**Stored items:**
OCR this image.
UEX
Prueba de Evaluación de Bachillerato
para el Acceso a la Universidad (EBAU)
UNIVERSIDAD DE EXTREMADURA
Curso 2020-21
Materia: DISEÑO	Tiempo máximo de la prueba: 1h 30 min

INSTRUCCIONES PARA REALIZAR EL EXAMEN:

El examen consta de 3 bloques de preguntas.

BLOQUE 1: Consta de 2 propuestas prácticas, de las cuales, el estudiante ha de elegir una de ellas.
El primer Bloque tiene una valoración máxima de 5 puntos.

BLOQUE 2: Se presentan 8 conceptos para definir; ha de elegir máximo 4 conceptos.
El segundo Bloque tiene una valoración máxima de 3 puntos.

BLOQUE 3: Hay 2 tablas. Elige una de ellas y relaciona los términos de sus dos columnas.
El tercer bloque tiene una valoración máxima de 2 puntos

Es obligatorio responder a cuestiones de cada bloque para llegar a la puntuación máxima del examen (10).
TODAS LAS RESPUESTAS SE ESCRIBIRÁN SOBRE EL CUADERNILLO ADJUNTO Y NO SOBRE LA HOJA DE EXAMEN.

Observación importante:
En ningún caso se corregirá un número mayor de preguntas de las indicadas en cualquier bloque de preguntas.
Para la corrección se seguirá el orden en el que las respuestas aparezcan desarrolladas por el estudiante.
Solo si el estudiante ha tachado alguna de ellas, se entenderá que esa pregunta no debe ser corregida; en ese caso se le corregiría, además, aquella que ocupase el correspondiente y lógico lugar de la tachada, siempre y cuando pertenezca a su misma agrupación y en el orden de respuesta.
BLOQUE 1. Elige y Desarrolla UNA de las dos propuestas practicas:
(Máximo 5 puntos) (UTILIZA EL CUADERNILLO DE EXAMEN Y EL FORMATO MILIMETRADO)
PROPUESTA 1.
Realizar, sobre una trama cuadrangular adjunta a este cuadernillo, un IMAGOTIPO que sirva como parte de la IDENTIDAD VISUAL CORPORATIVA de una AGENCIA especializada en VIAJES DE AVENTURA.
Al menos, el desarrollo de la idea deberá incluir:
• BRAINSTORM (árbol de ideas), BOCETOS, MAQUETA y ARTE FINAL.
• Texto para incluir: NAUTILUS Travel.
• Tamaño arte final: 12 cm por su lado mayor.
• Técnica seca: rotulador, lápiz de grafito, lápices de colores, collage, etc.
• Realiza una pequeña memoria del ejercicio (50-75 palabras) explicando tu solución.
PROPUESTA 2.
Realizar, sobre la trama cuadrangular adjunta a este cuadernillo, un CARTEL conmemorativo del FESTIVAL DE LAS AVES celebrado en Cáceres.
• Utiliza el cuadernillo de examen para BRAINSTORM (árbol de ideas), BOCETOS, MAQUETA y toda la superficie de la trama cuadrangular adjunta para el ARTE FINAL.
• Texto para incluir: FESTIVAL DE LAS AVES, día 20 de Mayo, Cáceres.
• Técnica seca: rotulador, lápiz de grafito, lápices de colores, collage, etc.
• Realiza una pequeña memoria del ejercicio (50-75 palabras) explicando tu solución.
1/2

**AIM OF THE EXERCISE:** Pull out every line holding "BRAINSTORM" from the records above, and copy it.

**TASK RESPONSE:**
• BRAINSTORM (árbol de ideas), BOCETOS, MAQUETA y ARTE FINAL.
• Utiliza el cuadernillo de examen para BRAINSTORM (árbol de ideas), BOCETOS, MAQUETA y toda la superficie de la trama cuadrangular adjunta para el ARTE FINAL.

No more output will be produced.